■ Aim ■
Could you output the lines below as a JSON list of strings, one string per line, with any blank lines omitted?

----------

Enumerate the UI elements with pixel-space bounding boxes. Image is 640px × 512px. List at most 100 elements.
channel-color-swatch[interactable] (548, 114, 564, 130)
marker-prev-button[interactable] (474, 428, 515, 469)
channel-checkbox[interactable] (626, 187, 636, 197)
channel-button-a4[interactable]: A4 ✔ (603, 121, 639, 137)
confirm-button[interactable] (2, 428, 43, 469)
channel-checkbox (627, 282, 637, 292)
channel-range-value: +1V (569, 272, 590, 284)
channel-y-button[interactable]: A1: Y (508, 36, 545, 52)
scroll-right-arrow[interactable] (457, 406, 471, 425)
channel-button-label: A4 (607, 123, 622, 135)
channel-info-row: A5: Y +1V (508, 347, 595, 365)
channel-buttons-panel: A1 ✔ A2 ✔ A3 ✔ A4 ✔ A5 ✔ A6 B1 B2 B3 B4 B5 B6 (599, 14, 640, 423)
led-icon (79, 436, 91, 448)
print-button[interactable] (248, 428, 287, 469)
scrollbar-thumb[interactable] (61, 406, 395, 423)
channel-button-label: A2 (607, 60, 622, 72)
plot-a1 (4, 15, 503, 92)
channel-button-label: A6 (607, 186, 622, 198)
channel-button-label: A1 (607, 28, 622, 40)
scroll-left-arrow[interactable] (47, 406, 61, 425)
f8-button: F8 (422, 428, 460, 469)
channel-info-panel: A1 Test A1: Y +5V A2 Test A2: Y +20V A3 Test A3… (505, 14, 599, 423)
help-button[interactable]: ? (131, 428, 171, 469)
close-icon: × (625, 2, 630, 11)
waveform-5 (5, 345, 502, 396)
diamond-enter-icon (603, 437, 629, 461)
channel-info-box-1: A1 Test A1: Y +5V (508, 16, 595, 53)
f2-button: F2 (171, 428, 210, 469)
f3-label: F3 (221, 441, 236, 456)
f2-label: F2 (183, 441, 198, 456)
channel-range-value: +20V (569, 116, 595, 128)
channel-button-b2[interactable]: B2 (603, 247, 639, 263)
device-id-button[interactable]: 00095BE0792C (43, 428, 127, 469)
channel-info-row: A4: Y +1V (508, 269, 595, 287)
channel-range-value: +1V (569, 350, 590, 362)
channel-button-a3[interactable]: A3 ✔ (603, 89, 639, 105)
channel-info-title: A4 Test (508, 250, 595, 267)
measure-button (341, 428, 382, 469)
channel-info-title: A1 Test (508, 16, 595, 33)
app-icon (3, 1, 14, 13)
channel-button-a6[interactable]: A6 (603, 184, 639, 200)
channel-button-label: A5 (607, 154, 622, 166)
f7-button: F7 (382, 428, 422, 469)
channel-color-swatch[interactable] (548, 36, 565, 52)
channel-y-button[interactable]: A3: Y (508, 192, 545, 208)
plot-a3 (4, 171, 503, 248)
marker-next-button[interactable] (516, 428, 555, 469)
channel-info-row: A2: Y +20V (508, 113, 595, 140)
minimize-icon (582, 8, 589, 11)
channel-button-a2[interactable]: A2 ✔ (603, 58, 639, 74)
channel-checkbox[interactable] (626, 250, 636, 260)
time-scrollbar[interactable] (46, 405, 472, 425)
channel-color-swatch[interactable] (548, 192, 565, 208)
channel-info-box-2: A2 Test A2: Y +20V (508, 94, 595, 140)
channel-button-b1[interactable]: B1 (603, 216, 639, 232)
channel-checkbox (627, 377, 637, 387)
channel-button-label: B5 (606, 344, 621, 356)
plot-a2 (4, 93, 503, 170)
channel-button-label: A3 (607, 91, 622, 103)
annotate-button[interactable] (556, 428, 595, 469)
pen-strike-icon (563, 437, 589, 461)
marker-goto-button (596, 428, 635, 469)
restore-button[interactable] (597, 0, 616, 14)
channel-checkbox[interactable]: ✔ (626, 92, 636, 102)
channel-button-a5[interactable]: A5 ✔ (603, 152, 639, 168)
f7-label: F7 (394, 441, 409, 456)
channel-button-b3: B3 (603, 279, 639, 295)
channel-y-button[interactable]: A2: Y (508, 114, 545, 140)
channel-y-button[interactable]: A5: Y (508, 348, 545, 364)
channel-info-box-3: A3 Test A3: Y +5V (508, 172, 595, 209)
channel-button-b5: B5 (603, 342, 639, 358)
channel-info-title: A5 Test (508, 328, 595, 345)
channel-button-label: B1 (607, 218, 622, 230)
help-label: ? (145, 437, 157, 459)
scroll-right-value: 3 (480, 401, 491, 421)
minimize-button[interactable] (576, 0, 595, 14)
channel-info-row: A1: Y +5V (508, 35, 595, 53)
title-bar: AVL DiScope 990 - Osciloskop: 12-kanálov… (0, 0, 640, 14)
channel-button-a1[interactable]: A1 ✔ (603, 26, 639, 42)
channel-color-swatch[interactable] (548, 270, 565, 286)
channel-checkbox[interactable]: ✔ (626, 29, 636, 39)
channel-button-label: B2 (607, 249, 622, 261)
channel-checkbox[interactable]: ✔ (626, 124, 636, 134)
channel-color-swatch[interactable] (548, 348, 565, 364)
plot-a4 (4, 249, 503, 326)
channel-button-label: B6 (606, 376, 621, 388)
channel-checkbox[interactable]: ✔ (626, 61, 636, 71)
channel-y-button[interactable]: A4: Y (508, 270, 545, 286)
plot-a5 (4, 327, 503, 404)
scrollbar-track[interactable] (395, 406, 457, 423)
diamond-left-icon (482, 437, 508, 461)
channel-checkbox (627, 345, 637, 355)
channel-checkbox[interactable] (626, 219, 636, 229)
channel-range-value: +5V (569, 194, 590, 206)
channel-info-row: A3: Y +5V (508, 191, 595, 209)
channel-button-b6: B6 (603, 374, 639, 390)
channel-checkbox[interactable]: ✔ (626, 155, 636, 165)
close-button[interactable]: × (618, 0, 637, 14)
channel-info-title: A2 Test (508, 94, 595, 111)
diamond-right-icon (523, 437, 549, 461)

----------

■ Finished answer ■
[
  "Enumerate the UI elements with pixel-space bounding boxes. Image is 640px × 512px. List at most 100 elements.",
  "channel-color-swatch[interactable] (548, 114, 564, 130)",
  "marker-prev-button[interactable] (474, 428, 515, 469)",
  "channel-checkbox[interactable] (626, 187, 636, 197)",
  "channel-button-a4[interactable]: A4 ✔ (603, 121, 639, 137)",
  "confirm-button[interactable] (2, 428, 43, 469)",
  "channel-checkbox (627, 282, 637, 292)",
  "channel-range-value: +1V (569, 272, 590, 284)",
  "channel-y-button[interactable]: A1: Y (508, 36, 545, 52)",
  "scroll-right-arrow[interactable] (457, 406, 471, 425)",
  "channel-button-label: A4 (607, 123, 622, 135)",
  "channel-info-row: A5: Y +1V (508, 347, 595, 365)",
  "channel-buttons-panel: A1 ✔ A2 ✔ A3 ✔ A4 ✔ A5 ✔ A6 B1 B2 B3 B4 B5 B6 (599, 14, 640, 423)",
  "led-icon (79, 436, 91, 448)",
  "print-button[interactable] (248, 428, 287, 469)",
  "scrollbar-thumb[interactable] (61, 406, 395, 423)",
  "channel-button-label: A2 (607, 60, 622, 72)",
  "plot-a1 (4, 15, 503, 92)",
  "channel-button-label: A6 (607, 186, 622, 198)",
  "channel-button-label: A1 (607, 28, 622, 40)",
  "scroll-left-arrow[interactable] (47, 406, 61, 425)",
  "f8-button: F8 (422, 428, 460, 469)",
  "channel-info-panel: A1 Test A1: Y +5V A2 Test A2: Y +20V A3 Test A3… (505, 14, 599, 423)",
  "help-button[interactable]: ? (131, 428, 171, 469)",
  "close-icon: × (625, 2, 630, 11)",
  "waveform-5 (5, 345, 502, 396)",
  "diamond-enter-icon (603, 437, 629, 461)",
  "channel-info-box-1: A1 Test A1: Y +5V (508, 16, 595, 53)",
  "f2-button: F2 (171, 428, 210, 469)",
  "f3-label: F3 (221, 441, 236, 456)",
  "f2-label: F2 (183, 441, 198, 456)",
  "channel-range-value: +20V (569, 116, 595, 128)",
  "channel-button-b2[interactable]: B2 (603, 247, 639, 263)",
  "device-id-button[interactable]: 00095BE0792C (43, 428, 127, 469)",
  "channel-info-row: A4: Y +1V (508, 269, 595, 287)",
  "channel-range-value: +1V (569, 350, 590, 362)",
  "channel-button-a3[interactable]: A3 ✔ (603, 89, 639, 105)",
  "channel-info-title: A4 Test (508, 250, 595, 267)",
  "measure-button (341, 428, 382, 469)",
  "channel-info-title: A1 Test (508, 16, 595, 33)",
  "app-icon (3, 1, 14, 13)",
  "channel-button-a6[interactable]: A6 (603, 184, 639, 200)",
  "channel-button-label: A5 (607, 154, 622, 166)",
  "f7-button: F7 (382, 428, 422, 469)",
  "channel-color-swatch[interactable] (548, 36, 565, 52)",
  "channel-y-button[interactable]: A3: Y (508, 192, 545, 208)",
  "plot-a3 (4, 171, 503, 248)",
  "marker-next-button[interactable] (516, 428, 555, 469)",
  "channel-info-row: A2: Y +20V (508, 113, 595, 140)",
  "minimize-icon (582, 8, 589, 11)",
  "channel-button-a2[interactable]: A2 ✔ (603, 58, 639, 74)",
  "channel-checkbox[interactable] (626, 250, 636, 260)",
  "time-scrollbar[interactable] (46, 405, 472, 425)",
  "channel-color-swatch[interactable] (548, 192, 565, 208)",
  "channel-info-box-2: A2 Test A2: Y +20V (508, 94, 595, 140)",
  "channel-button-b1[interactable]: B1 (603, 216, 639, 232)",
  "channel-checkbox (627, 377, 637, 387)",
  "channel-button-label: B5 (606, 344, 621, 356)",
  "plot-a2 (4, 93, 503, 170)",
  "channel-button-label: A3 (607, 91, 622, 103)",
  "annotate-button[interactable] (556, 428, 595, 469)",
  "pen-strike-icon (563, 437, 589, 461)",
  "marker-goto-button (596, 428, 635, 469)",
  "restore-button[interactable] (597, 0, 616, 14)",
  "channel-checkbox[interactable]: ✔ (626, 92, 636, 102)",
  "channel-button-a5[interactable]: A5 ✔ (603, 152, 639, 168)",
  "f7-label: F7 (394, 441, 409, 456)",
  "channel-button-b3: B3 (603, 279, 639, 295)",
  "channel-y-button[interactable]: A2: Y (508, 114, 545, 140)",
  "channel-y-button[interactable]: A5: Y (508, 348, 545, 364)",
  "channel-info-box-3: A3 Test A3: Y +5V (508, 172, 595, 209)",
  "channel-button-b5: B5 (603, 342, 639, 358)",
  "channel-info-title: A5 Test (508, 328, 595, 345)",
  "channel-button-label: B1 (607, 218, 622, 230)",
  "help-label: ? (145, 437, 157, 459)",
  "scroll-right-value: 3 (480, 401, 491, 421)",
  "minimize-button[interactable] (576, 0, 595, 14)",
  "channel-info-row: A1: Y +5V (508, 35, 595, 53)",
  "title-bar: AVL DiScope 990 - Osciloskop: 12-kanálov… (0, 0, 640, 14)",
  "channel-button-a1[interactable]: A1 ✔ (603, 26, 639, 42)",
  "channel-color-swatch[interactable] (548, 270, 565, 286)",
  "channel-checkbox[interactable]: ✔ (626, 29, 636, 39)",
  "channel-button-label: B2 (607, 249, 622, 261)",
  "channel-checkbox[interactable]: ✔ (626, 124, 636, 134)",
  "channel-color-swatch[interactable] (548, 348, 565, 364)",
  "plot-a4 (4, 249, 503, 326)",
  "channel-button-label: B6 (606, 376, 621, 388)",
  "channel-checkbox[interactable]: ✔ (626, 61, 636, 71)",
  "channel-y-button[interactable]: A4: Y (508, 270, 545, 286)",
  "plot-a5 (4, 327, 503, 404)",
  "scrollbar-track[interactable] (395, 406, 457, 423)",
  "diamond-left-icon (482, 437, 508, 461)",
  "channel-checkbox (627, 345, 637, 355)",
  "channel-checkbox[interactable] (626, 219, 636, 229)",
  "channel-range-value: +5V (569, 194, 590, 206)",
  "channel-info-row: A3: Y +5V (508, 191, 595, 209)",
  "channel-button-b6: B6 (603, 374, 639, 390)",
  "channel-checkbox[interactable]: ✔ (626, 155, 636, 165)",
  "close-button[interactable]: × (618, 0, 637, 14)",
  "channel-info-title: A2 Test (508, 94, 595, 111)",
  "diamond-right-icon (523, 437, 549, 461)"
]